Exercise objective →
Copy out each line that has "乡土中国" in it.

[Saved entries]

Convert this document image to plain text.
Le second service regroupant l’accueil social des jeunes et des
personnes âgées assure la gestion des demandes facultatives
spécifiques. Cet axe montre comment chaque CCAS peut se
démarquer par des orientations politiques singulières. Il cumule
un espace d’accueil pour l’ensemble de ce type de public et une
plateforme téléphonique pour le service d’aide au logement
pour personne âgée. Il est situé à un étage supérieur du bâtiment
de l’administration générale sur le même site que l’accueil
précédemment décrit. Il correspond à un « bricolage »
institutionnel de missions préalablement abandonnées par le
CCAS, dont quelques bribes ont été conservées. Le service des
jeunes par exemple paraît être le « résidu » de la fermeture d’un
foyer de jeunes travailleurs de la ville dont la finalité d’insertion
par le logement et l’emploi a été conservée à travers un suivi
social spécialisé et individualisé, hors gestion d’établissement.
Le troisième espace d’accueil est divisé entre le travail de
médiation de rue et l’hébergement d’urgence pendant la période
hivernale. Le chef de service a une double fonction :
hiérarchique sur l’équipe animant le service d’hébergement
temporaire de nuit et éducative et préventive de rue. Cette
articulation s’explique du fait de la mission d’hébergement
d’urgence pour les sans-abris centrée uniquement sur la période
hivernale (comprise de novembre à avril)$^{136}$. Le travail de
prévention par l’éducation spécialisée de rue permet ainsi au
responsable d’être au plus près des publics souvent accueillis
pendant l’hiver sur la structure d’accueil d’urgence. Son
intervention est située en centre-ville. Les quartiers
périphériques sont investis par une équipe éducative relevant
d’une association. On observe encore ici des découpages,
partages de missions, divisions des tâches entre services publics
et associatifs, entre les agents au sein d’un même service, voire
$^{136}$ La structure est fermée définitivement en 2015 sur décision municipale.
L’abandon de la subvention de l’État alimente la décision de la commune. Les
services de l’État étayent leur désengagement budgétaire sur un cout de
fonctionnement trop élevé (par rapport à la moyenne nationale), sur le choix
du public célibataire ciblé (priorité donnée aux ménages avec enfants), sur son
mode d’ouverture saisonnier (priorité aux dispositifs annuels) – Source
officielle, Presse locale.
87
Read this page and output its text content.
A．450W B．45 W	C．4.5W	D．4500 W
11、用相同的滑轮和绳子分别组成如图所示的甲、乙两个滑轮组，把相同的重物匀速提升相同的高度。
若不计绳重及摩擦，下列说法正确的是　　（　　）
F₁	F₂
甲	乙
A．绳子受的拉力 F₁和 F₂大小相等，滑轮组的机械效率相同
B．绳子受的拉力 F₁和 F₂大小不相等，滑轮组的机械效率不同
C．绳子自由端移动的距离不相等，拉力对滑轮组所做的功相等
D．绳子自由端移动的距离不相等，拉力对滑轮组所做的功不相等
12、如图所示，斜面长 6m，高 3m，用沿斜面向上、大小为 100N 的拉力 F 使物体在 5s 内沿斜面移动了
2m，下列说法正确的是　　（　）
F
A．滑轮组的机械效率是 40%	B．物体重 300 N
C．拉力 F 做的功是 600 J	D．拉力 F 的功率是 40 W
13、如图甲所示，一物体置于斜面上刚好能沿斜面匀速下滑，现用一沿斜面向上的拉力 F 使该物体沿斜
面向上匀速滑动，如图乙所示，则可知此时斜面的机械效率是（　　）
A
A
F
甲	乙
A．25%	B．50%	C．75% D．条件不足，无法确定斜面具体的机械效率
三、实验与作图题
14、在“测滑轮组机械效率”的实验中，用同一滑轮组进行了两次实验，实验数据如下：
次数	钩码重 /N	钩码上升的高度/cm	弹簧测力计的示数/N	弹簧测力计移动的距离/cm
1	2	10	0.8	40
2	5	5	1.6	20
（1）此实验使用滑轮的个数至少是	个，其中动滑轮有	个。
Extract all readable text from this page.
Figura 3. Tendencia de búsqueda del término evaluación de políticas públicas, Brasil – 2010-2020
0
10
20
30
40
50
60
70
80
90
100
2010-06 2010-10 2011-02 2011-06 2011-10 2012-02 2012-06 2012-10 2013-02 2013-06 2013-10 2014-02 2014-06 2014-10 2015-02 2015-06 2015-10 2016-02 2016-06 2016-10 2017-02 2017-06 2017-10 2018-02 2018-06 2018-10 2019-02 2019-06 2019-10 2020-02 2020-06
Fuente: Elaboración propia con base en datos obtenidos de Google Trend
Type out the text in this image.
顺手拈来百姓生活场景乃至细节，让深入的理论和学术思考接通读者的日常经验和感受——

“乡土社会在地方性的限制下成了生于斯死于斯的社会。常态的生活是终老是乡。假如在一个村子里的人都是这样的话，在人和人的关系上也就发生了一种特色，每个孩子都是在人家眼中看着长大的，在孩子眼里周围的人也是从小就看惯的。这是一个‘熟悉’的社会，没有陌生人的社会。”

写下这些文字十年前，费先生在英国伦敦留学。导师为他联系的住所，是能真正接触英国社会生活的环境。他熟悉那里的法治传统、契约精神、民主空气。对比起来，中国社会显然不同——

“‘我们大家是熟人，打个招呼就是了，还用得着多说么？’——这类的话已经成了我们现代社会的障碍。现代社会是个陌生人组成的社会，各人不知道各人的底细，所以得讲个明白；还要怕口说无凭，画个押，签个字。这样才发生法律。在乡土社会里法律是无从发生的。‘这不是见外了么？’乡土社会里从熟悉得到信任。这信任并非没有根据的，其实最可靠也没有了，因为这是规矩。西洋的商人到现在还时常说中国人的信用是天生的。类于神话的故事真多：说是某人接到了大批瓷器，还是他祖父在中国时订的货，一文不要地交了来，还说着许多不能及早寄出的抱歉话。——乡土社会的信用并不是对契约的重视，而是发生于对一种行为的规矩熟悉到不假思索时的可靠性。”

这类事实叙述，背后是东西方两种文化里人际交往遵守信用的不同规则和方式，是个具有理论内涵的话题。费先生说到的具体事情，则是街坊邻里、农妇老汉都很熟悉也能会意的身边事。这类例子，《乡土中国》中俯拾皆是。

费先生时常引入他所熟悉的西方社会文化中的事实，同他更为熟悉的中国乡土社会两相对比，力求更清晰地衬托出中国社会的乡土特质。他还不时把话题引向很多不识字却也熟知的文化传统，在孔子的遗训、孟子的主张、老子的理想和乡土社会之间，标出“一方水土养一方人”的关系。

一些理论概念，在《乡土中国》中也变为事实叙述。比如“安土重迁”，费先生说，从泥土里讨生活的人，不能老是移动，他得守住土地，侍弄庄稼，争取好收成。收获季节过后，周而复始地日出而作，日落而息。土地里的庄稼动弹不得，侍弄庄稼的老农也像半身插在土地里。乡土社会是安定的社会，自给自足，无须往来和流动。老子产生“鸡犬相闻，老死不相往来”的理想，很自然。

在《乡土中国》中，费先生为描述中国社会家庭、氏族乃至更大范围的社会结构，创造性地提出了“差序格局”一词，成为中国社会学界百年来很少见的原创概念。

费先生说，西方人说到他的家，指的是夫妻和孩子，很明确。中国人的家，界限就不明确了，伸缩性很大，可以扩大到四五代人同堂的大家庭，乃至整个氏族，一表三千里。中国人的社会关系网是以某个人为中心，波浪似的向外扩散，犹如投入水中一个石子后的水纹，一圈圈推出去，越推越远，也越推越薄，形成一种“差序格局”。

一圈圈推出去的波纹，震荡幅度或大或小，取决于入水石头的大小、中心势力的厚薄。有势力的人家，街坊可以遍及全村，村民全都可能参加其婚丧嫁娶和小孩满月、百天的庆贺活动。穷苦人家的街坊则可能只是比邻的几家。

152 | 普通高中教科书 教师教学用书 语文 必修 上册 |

The result →
这类事实叙述，背后是东西方两种文化里人际交往遵守信用的不同规则和方式，是个具有理论内涵的话题。费先生说到的具体事情，则是街坊邻里、农妇老汉都很熟悉也能会意的身边事。这类例子，《乡土中国》中俯拾皆是。
一些理论概念，在《乡土中国》中也变为事实叙述。比如“安土重迁”，费先生说，从泥土里讨生活的人，不能老是移动，他得守住土地，侍弄庄稼，争取好收成。收获季节过后，周而复始地日出而作，日落而息。土地里的庄稼动弹不得，侍弄庄稼的老农也像半身插在土地里。乡土社会是安定的社会，自给自足，无须往来和流动。老子产生“鸡犬相闻，老死不相往来”的理想，很自然。
在《乡土中国》中，费先生为描述中国社会家庭、氏族乃至更大范围的社会结构，创造性地提出了“差序格局”一词，成为中国社会学界百年来很少见的原创概念。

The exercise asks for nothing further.